= What the exercise asks =
Express the rows as a JSON list of strings, one per line with blank lines omitted, starting with the line containing "legend-label: Mutual Funds" and going on through the line containing "legend-swatch <box>589 556 637 560</box>".

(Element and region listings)
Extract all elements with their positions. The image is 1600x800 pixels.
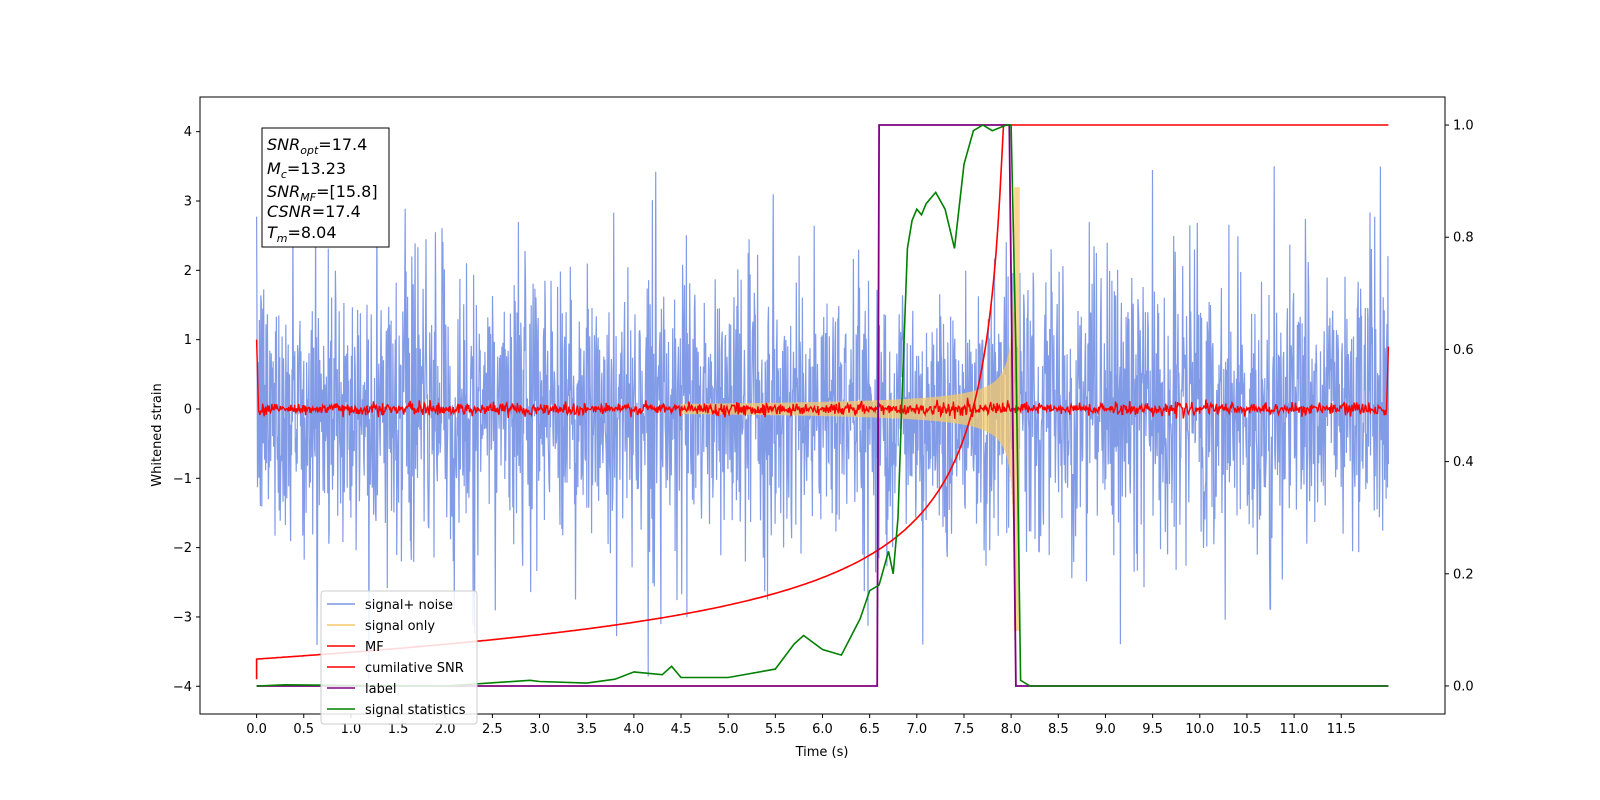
legend-label-signal-only: signal only <box>365 619 435 634</box>
legend-label-signal-noise: signal+ noise <box>365 598 453 613</box>
y-tick-label: −3 <box>173 610 192 625</box>
legend-label-signal-statistics: signal statistics <box>365 703 466 718</box>
x-tick-label: 8.5 <box>1048 722 1069 737</box>
x-tick-label: 9.5 <box>1142 722 1163 737</box>
x-axis: 0.0 0.5 1.0 1.5 2.0 2.5 3.0 3.5 4.0 4.5 5.0 5.5 6.0 6… <box>246 714 1356 737</box>
legend-label-cumulative-snr: cumilative SNR <box>365 661 464 676</box>
y-tick-label: 3 <box>184 194 192 209</box>
x-tick-label: 8.0 <box>1001 722 1022 737</box>
x-tick-label: 4.5 <box>671 722 692 737</box>
x-tick-label: 1.5 <box>388 722 409 737</box>
x-tick-label: 5.0 <box>718 722 739 737</box>
legend-label-mf: MF <box>365 640 384 655</box>
info-csnr: CSNR=17.4 <box>267 202 361 221</box>
info-box-frame <box>261 127 390 248</box>
y-tick-label: −2 <box>173 541 192 556</box>
x-tick-label: 6.5 <box>859 722 880 737</box>
y-axis-left: 4 3 2 1 0 −1 −2 −3 −4 <box>173 125 200 695</box>
x-axis-label: Time (s) <box>795 745 849 760</box>
x-tick-label: 1.0 <box>341 722 362 737</box>
y-axis-right: 1.0 0.8 0.6 0.4 0.2 0.0 <box>1445 119 1474 694</box>
x-tick-label: 0.0 <box>246 722 267 737</box>
y-tick-label: 1 <box>184 333 192 348</box>
series-signal-statistics <box>256 124 1389 687</box>
x-tick-label: 7.5 <box>954 722 975 737</box>
x-tick-label: 2.0 <box>435 722 456 737</box>
series-mf <box>255 339 1390 420</box>
x-tick-label: 5.5 <box>765 722 786 737</box>
y2-tick-label: 0.4 <box>1453 455 1474 470</box>
x-tick-label: 6.0 <box>812 722 833 737</box>
x-tick-label: 11.5 <box>1327 722 1356 737</box>
info-mc: Mc=13.23 <box>267 159 346 181</box>
y-tick-label: −1 <box>173 472 192 487</box>
y2-tick-label: 0.0 <box>1453 679 1474 694</box>
x-tick-label: 0.5 <box>293 722 314 737</box>
y2-tick-label: 1.0 <box>1453 119 1474 134</box>
y-axis-label: Whitened strain <box>150 383 165 486</box>
y-tick-label: 4 <box>184 125 192 140</box>
x-tick-label: 7.0 <box>906 722 927 737</box>
legend-label-label: label <box>365 682 396 697</box>
info-snr-opt: SNRopt=17.4 <box>267 135 367 157</box>
x-tick-label: 11.0 <box>1280 722 1309 737</box>
series-signal-noise <box>256 166 1389 680</box>
legend: signal+ noise signal only MF cumilative … <box>320 590 478 725</box>
y-tick-label: −4 <box>173 680 192 695</box>
x-tick-label: 4.0 <box>624 722 645 737</box>
y2-tick-label: 0.8 <box>1453 231 1474 246</box>
x-tick-label: 9.0 <box>1095 722 1116 737</box>
x-tick-label: 3.5 <box>576 722 597 737</box>
x-tick-label: 10.0 <box>1185 722 1214 737</box>
x-tick-label: 2.5 <box>482 722 503 737</box>
x-tick-label: 3.0 <box>529 722 550 737</box>
y-tick-label: 2 <box>184 264 192 279</box>
x-tick-label: 10.5 <box>1232 722 1261 737</box>
y2-tick-label: 0.6 <box>1453 343 1474 358</box>
legend-frame <box>320 590 478 725</box>
y2-tick-label: 0.2 <box>1453 567 1474 582</box>
info-snr-mf: SNRMF=[15.8] <box>267 182 378 204</box>
y-tick-label: 0 <box>184 402 192 417</box>
info-tm: Tm=8.04 <box>267 223 337 245</box>
info-box: SNRopt=17.4 Mc=13.23 SNRMF=[15.8] CSNR=1… <box>261 127 390 248</box>
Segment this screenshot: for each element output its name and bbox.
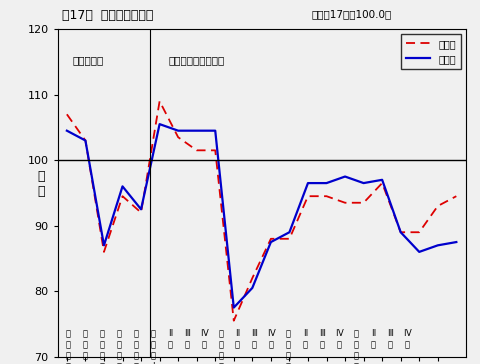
Text: 成: 成	[66, 340, 71, 349]
Text: 二: 二	[151, 329, 156, 339]
Text: 十: 十	[83, 340, 88, 349]
Text: 二: 二	[286, 351, 291, 360]
Text: 一: 一	[218, 351, 223, 360]
Text: 二: 二	[117, 351, 122, 360]
Text: 二: 二	[83, 329, 88, 339]
Text: 三: 三	[133, 351, 139, 360]
Text: 期: 期	[370, 340, 375, 349]
Text: （原指数）: （原指数）	[72, 55, 104, 65]
Text: 年: 年	[83, 351, 88, 360]
Text: 期: 期	[387, 340, 392, 349]
Text: 年: 年	[286, 362, 291, 364]
Text: 三: 三	[353, 351, 359, 360]
Legend: 全　国, 千葉県: 全 国, 千葉県	[401, 34, 461, 68]
Text: 二: 二	[100, 329, 105, 339]
Text: 一: 一	[100, 351, 105, 360]
Text: 年: 年	[133, 362, 139, 364]
Text: 十: 十	[117, 340, 122, 349]
Text: 期: 期	[404, 340, 409, 349]
Text: 十: 十	[286, 340, 291, 349]
Text: Ⅱ: Ⅱ	[168, 329, 172, 339]
Text: 二: 二	[353, 329, 359, 339]
Text: 九: 九	[66, 362, 71, 364]
Text: Ⅲ: Ⅲ	[252, 329, 257, 339]
Text: Ⅳ: Ⅳ	[200, 329, 208, 339]
Text: Ⅲ: Ⅲ	[319, 329, 325, 339]
Text: 二: 二	[286, 329, 291, 339]
Text: 年: 年	[100, 362, 105, 364]
Text: 年: 年	[117, 362, 122, 364]
Text: Ⅲ: Ⅲ	[387, 329, 393, 339]
Text: 二: 二	[117, 329, 122, 339]
Text: （平成17年＝100.0）: （平成17年＝100.0）	[312, 9, 392, 19]
Text: 二: 二	[218, 329, 223, 339]
Text: 十: 十	[218, 340, 223, 349]
Text: 十: 十	[100, 340, 105, 349]
Text: 期: 期	[168, 340, 172, 349]
Text: Ⅳ: Ⅳ	[267, 329, 275, 339]
Text: Ⅳ: Ⅳ	[335, 329, 343, 339]
Text: 期: 期	[184, 340, 189, 349]
Text: 第17図  生産指数の推移: 第17図 生産指数の推移	[62, 9, 154, 22]
Text: （季節調整済指数）: （季節調整済指数）	[169, 55, 225, 65]
Text: Ⅳ: Ⅳ	[403, 329, 410, 339]
Text: 十: 十	[353, 340, 359, 349]
Text: 年: 年	[151, 351, 156, 360]
Text: 期: 期	[320, 340, 324, 349]
Text: 年: 年	[218, 362, 223, 364]
Text: 十: 十	[133, 340, 139, 349]
Text: 指: 指	[37, 170, 45, 183]
Text: 期: 期	[252, 340, 257, 349]
Text: 期: 期	[235, 340, 240, 349]
Text: Ⅱ: Ⅱ	[235, 329, 240, 339]
Text: Ⅲ: Ⅲ	[184, 329, 190, 339]
Text: Ⅰ: Ⅰ	[152, 362, 154, 364]
Text: 十: 十	[66, 351, 71, 360]
Text: 年: 年	[353, 362, 359, 364]
Text: 十: 十	[151, 340, 156, 349]
Text: Ⅱ: Ⅱ	[371, 329, 375, 339]
Text: 数: 数	[37, 185, 45, 198]
Text: 期: 期	[336, 340, 341, 349]
Text: Ⅱ: Ⅱ	[303, 329, 307, 339]
Text: 二: 二	[133, 329, 139, 339]
Text: 期: 期	[303, 340, 308, 349]
Text: 平: 平	[66, 329, 71, 339]
Text: 期: 期	[201, 340, 206, 349]
Text: 期: 期	[269, 340, 274, 349]
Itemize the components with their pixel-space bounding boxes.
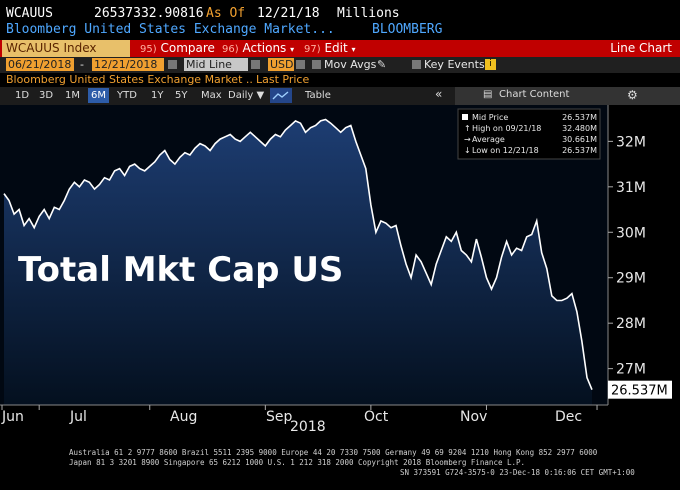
period-select[interactable]: Daily ▼ <box>228 90 265 101</box>
stats-legend: Mid Price 26.537M ↑ High on 09/21/18 32.… <box>457 108 601 160</box>
current-value: 26537332.90816 <box>94 6 204 21</box>
as-of-label: As Of <box>206 6 246 21</box>
actions-menu[interactable]: 96) Actions ▾ <box>222 41 295 55</box>
range-tab-3d[interactable]: 3D <box>39 90 54 101</box>
footer-contact-line-2: Japan 81 3 3201 8900 Singapore 65 6212 1… <box>69 458 526 467</box>
x-axis-year-label: 2018 <box>290 419 326 435</box>
high-arrow-icon: ↑ <box>464 124 471 133</box>
series-legend-row: Bloomberg United States Exchange Market … <box>0 73 680 87</box>
footer-session-line: SN 373591 G724-3575-0 23-Dec-18 0:16:06 … <box>400 468 635 477</box>
series-swatch <box>462 114 468 120</box>
chart-content-label[interactable]: Chart Content <box>499 89 570 100</box>
x-tick-label: Jul <box>69 409 87 425</box>
chart-svg: 27M 28M 29M 30M 31M 32M Jun Jul Aug Sep Oct Nov Dec… <box>0 105 672 435</box>
dropdown-arrow-icon: ▼ <box>256 90 265 101</box>
end-date-field[interactable]: 12/21/2018 <box>92 58 164 71</box>
x-tick-label: Nov <box>460 409 487 425</box>
y-tick-label: 29M <box>616 271 646 287</box>
x-tick-label: Aug <box>170 409 197 425</box>
last-value-marker: 26.537M <box>608 380 672 399</box>
price-chart: 27M 28M 29M 30M 31M 32M Jun Jul Aug Sep Oct Nov Dec… <box>0 105 680 435</box>
price-line <box>3 118 593 391</box>
line-chart-icon-svg <box>272 91 289 100</box>
mov-avgs-label: Mov Avgs <box>324 58 377 71</box>
stat-avg-label: Average <box>472 135 505 144</box>
range-tab-max[interactable]: Max <box>201 90 222 101</box>
series-field: Last Price <box>256 73 310 86</box>
key-events-checkbox[interactable] <box>412 60 421 69</box>
x-tick-label: Sep <box>266 409 293 425</box>
chart-type-title: Line Chart <box>610 41 672 55</box>
stat-mid-value: 26.537M <box>562 113 597 122</box>
range-tab-1y[interactable]: 1Y <box>151 90 164 101</box>
edit-menu[interactable]: 97) Edit ▾ <box>304 41 356 55</box>
y-tick-label: 31M <box>616 180 646 196</box>
source-label: BLOOMBERG <box>372 22 443 37</box>
stat-mid-label: Mid Price <box>472 113 508 122</box>
line-chart-icon[interactable] <box>270 88 292 103</box>
ticker-symbol: WCAUUS <box>6 6 53 21</box>
pencil-icon[interactable]: ✎ <box>377 58 387 71</box>
series-name: Bloomberg United States Exchange Market … <box>6 73 253 86</box>
stat-high-label: High on 09/21/18 <box>472 124 541 133</box>
x-tick-label: Dec <box>555 409 582 425</box>
chart-overlay-title: Total Mkt Cap US <box>18 250 343 290</box>
key-events-label: Key Events <box>424 58 485 71</box>
security-description-row: Bloomberg United States Exchange Market.… <box>0 22 680 39</box>
dropdown-icon[interactable] <box>296 60 305 69</box>
range-tabs-bar: 1D 3D 1M 6M YTD 1Y 5Y Max Daily ▼ Table « ▤ Cha… <box>0 87 680 105</box>
y-tick-label: 30M <box>616 225 646 241</box>
currency-field[interactable]: USD <box>268 58 294 71</box>
collapse-panel-button[interactable]: « <box>435 87 443 101</box>
date-range-bar: 06/21/2018 - 12/21/2018 Mid Line USD Mov… <box>0 57 680 73</box>
y-tick-label: 28M <box>616 316 646 332</box>
range-tab-1m[interactable]: 1M <box>65 90 80 101</box>
range-tab-ytd[interactable]: YTD <box>117 90 137 101</box>
dropdown-arrow-icon: ▾ <box>351 45 356 54</box>
stat-high-value: 32.480M <box>562 124 597 133</box>
price-area-fill <box>4 119 592 405</box>
footer-contact-line-1: Australia 61 2 9777 8600 Brazil 5511 239… <box>69 448 598 457</box>
copyright-footer: Australia 61 2 9777 8600 Brazil 5511 239… <box>0 448 680 490</box>
low-arrow-icon: ↓ <box>464 146 471 155</box>
price-field-select[interactable]: Mid Line <box>184 58 248 71</box>
x-tick-label: Jun <box>1 409 24 425</box>
chart-icon: ▤ <box>483 89 493 100</box>
stat-low-label: Low on 12/21/18 <box>472 146 539 155</box>
stat-avg-value: 30.661M <box>562 135 597 144</box>
range-tab-5y[interactable]: 5Y <box>175 90 188 101</box>
gear-icon[interactable]: ⚙ <box>627 88 638 102</box>
average-arrow-icon: → <box>464 135 471 144</box>
start-date-field[interactable]: 06/21/2018 <box>6 58 74 71</box>
y-tick-label: 32M <box>616 134 646 150</box>
function-toolbar: WCAUUS Index 95) Compare 96) Actions ▾ 9… <box>0 40 680 57</box>
units-label: Millions <box>337 6 400 21</box>
y-tick-label: 27M <box>616 362 646 378</box>
stat-low-value: 26.537M <box>562 146 597 155</box>
calendar-icon[interactable] <box>168 60 177 69</box>
range-tab-6m[interactable]: 6M <box>88 88 109 103</box>
as-of-date: 12/21/18 <box>257 6 320 21</box>
compare-menu[interactable]: 95) Compare <box>140 41 215 55</box>
info-icon[interactable]: i <box>485 59 496 70</box>
dropdown-icon[interactable] <box>251 60 260 69</box>
range-tab-1d[interactable]: 1D <box>15 90 30 101</box>
x-tick-label: Oct <box>364 409 389 425</box>
security-description: Bloomberg United States Exchange Market.… <box>6 22 335 37</box>
chart-content-header: « ▤ Chart Content ⚙ <box>435 87 680 105</box>
mov-avgs-checkbox[interactable] <box>312 60 321 69</box>
dropdown-arrow-icon: ▾ <box>290 45 295 54</box>
last-value-label: 26.537M <box>611 384 668 399</box>
security-header-row: WCAUUS 26537332.90816 As Of 12/21/18 Mil… <box>0 2 680 24</box>
security-field[interactable]: WCAUUS Index <box>2 40 130 57</box>
table-button[interactable]: Table <box>305 90 331 101</box>
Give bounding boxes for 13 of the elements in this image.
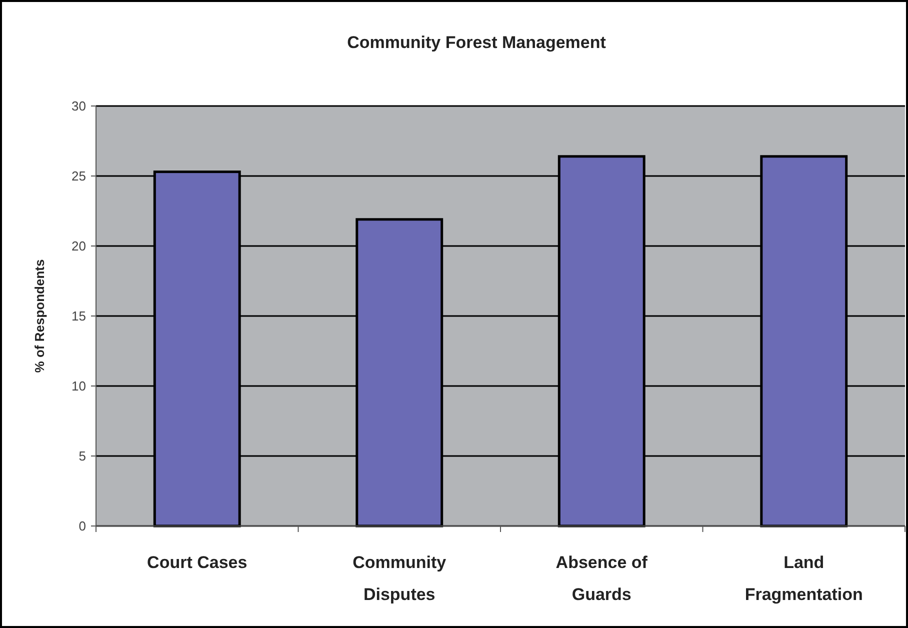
y-tick-label: 5	[78, 448, 86, 464]
chart-title: Community Forest Management	[347, 33, 606, 52]
y-tick-label: 20	[72, 238, 86, 254]
y-tick-label: 0	[78, 518, 86, 534]
y-tick-label: 25	[72, 168, 86, 184]
y-tick-label: 10	[72, 378, 86, 394]
y-tick-label: 30	[72, 98, 86, 114]
y-tick-label: 15	[72, 308, 86, 324]
x-tick-label: Community Disputes	[352, 553, 447, 604]
x-tick-label: Absence of Guards	[556, 553, 648, 604]
x-tick-label: Court Cases	[147, 553, 248, 572]
y-axis-title: % of Respondents	[32, 259, 47, 373]
x-tick-label: Land Fragmentation	[744, 553, 863, 604]
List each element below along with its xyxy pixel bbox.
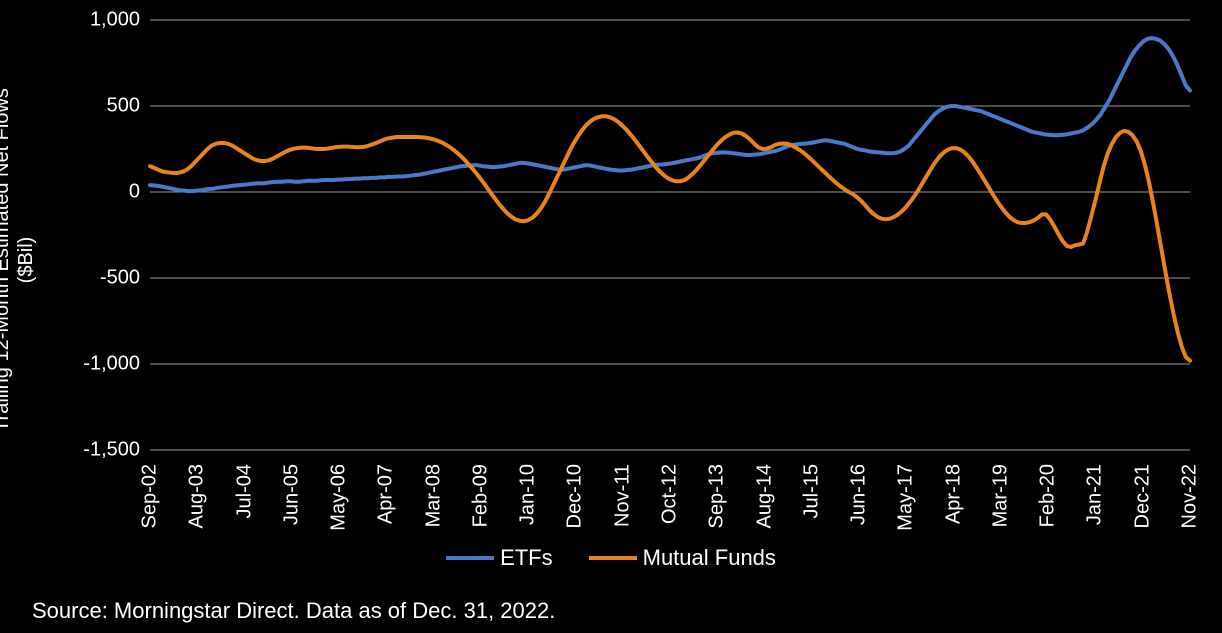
legend-label: Mutual Funds <box>643 545 776 571</box>
legend-item-mutual-funds: Mutual Funds <box>589 545 776 571</box>
legend-item-etfs: ETFs <box>446 545 553 571</box>
legend: ETFs Mutual Funds <box>0 540 1222 571</box>
source-text: Source: Morningstar Direct. Data as of D… <box>32 598 555 623</box>
legend-label: ETFs <box>500 545 553 571</box>
legend-swatch <box>446 556 494 560</box>
net-flows-chart: Trailing 12-Month Estimated Net Flows ($… <box>0 0 1222 633</box>
plot-area <box>0 0 1222 633</box>
series-etfs <box>150 38 1190 191</box>
source-attribution: Source: Morningstar Direct. Data as of D… <box>32 598 555 624</box>
series-mutual-funds <box>150 116 1190 360</box>
legend-swatch <box>589 556 637 560</box>
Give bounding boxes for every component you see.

= Written response =
[
  "legend-label: Mutual Funds <box>643 545 776 571</box>",
  "legend-item-mutual-funds: Mutual Funds <box>589 545 776 571</box>",
  "legend-item-etfs: ETFs <box>446 545 553 571</box>",
  "legend: ETFs Mutual Funds <box>0 540 1222 571</box>",
  "source-text: Source: Morningstar Direct. Data as of D… <box>32 598 555 623</box>",
  "legend-label: ETFs <box>500 545 553 571</box>",
  "legend-swatch <box>446 556 494 560</box>",
  "net-flows-chart: Trailing 12-Month Estimated Net Flows ($… <box>0 0 1222 633</box>",
  "plot-area <box>0 0 1222 633</box>",
  "series-etfs <box>150 38 1190 191</box>",
  "source-attribution: Source: Morningstar Direct. Data as of D… <box>32 598 555 624</box>",
  "series-mutual-funds <box>150 116 1190 360</box>",
  "legend-swatch <box>589 556 637 560</box>"
]